• _Task description_: Go through the entries and count the lines with the string "Harper" in them. Give only that number.

## START Data shown

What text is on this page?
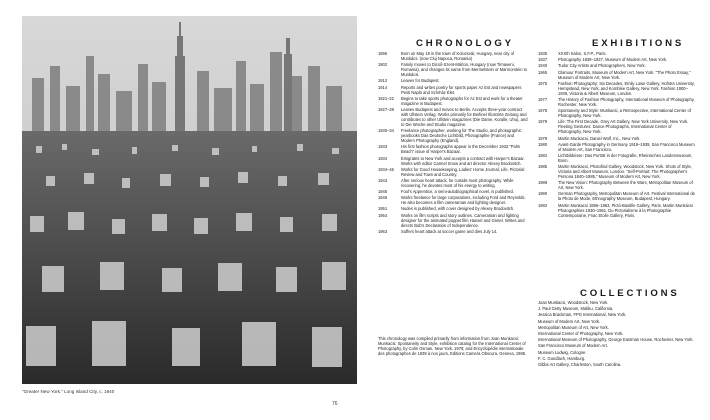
"Greater New York." Long Island City, c. 1940
76
CHRONOLOGY
1896	Born on May 18 in the town of Kolozsvár, Hungary, near city of Munkács. (now Cluj Napoca, Romania)
1902	Family moves to Dicső-Szent-Márton, Hungary (now Tirnaveni, Romania), and changes its name from Mermelstein or Marmorstein to Munkácsi.
1912	Leaves for Budapest.
1914	Reports and writes poetry for sports paper Az Est and newspapers Pesti Napló and Színház Élet.
1921–22	Begins to take sports photographs for Az Est and work for a theater magazine in Budapest.
1927–28	Leaves Budapest and moves to Berlin. Accepts three-year contract with Ullstein Verlag. Works primarily for Berliner Illustrirte Zeitung and contributes to other Ullstein magazines (Die Dame, Koralle, Uhu), and to Die Woche and Studio magazine.
1930–34	Freelance photographer, working for The Studio, and photographic yearbooks Das Deutsche Lichtbild, Photographie (France) and Modern Photography (England).
1933	His first fashion photographs appear in the December 1933 "Palm Beach" issue of Harper's Bazaar.
1934	Emigrates to New York and accepts a contract with Harper's Bazaar. Works with editor Carmel Snow and art director Alexey Brodovitch.
1934–46	Works for Good Housekeeping, Ladies' Home Journal, Life, Pictorial Review and Town and Country.
1943	After serious heart attack, he curtails most photography. While recovering, he devotes most of his energy to writing.
1945	Fool's Apprentice, a semi-autobiographical novel, is published.
1946	Works freelance for large corporations, including Ford and Reynolds. He also becomes a film cameraman and lighting designer.
1951	Nudes is published, with cover designed by Alexey Brodovitch.
1954	Works on film scripts and story outlines. Cameraman and lighting designer for the animated puppet film Hansel and Gretel. Writes and directs Bob's Declaration of Independence.
1963	Suffers heart attack at soccer game and dies July 14.
This chronology was compiled primarily from information from Joan Munkacsi; Munkacsi: Spontaneity and Style, exhibition catalog for the International Center of Photography, by Colin Osman, New York, 1978; and Encyclopédie internationale des photographes de 1839 à nos jours, Editions Camera Obscura, Geneva, 1985.
EXHIBITIONS
1935	XXXth Salon, S.F.P., Paris.
1937	Photography 1839–1937, Museum of Modern Art, New York.
1940	Tudor City Artists and Photographers, New York.
1965	Glamour Portraits, Museum of Modern Art, New York. "The Photo Essay," Museum of Modern Art, New York.
1975	Fashion Photography: Six Decades, Emily Lowe Gallery, Hofstra University, Hempstead, New York, and Kornblee Gallery, New York. Fashion 1900–1939, Victoria & Albert Museum, London.
1977	The History of Fashion Photography, International Museum of Photography, Rochester, New York.
1978	Spontaneity and Style: Munkacsi, a Retrospective, International Center of Photography, New York.
1979	Life: The First Decade, Grey Art Gallery, New York University, New York. Fleeting Gestures: Dance Photographs, International Center of Photography, New York.
1979	Martin Munkacsi, Daniel Wolf, Inc., New York.
1980	Avant-Garde Photography in Germany 1919–1939, San Francisco Museum of Modern Art, San Francisco.
1982	Lichtbildnisse: Das Porträt in der Fotografie, Rheinisches Landesmuseum, Bonn.
1985	Martin Munkacsi, Photofind Gallery, Woodstock, New York. Shots of Style, Victoria and Albert Museum, London. "Self-Portrait: The Photographer's Persona 1840–1985," Museum of Modern Art, New York.
1989	The New Vision: Photography Between the Wars, Metropolitan Museum of Art, New York.
1990	German Photography, Metropolitan Museum of Art. Festival International de la Photo de Mode, Ethnography Museum, Budapest, Hungary.
1992	Martin Munkacsi 1896–1963, Pictó-Bastille Gallery, Paris. Martin Munkácsi Photographies 1930–1961. Du Pictorialisme à la Photographie Contemporaine, Fnac Etoile Gallery, Paris.
COLLECTIONS
Joan Munkacsi, Woodstock, New York.
J. Paul Getty Museum, Malibu, California.
Jessica Brackman, FPG International, New York.
Museum of Modern Art, New York.
Metropolitan Museum of Art, New York.
International Center of Photography, New York.
International Museum of Photography, George Eastman House, Rochester, New York.
San Francisco Museum of Modern Art.
Museum Ludwig, Cologne.
F. C. Gundlach, Hamburg.
Gibbs Art Gallery, Charleston, South Carolina.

## END Data shown

• _Exercise result_: 2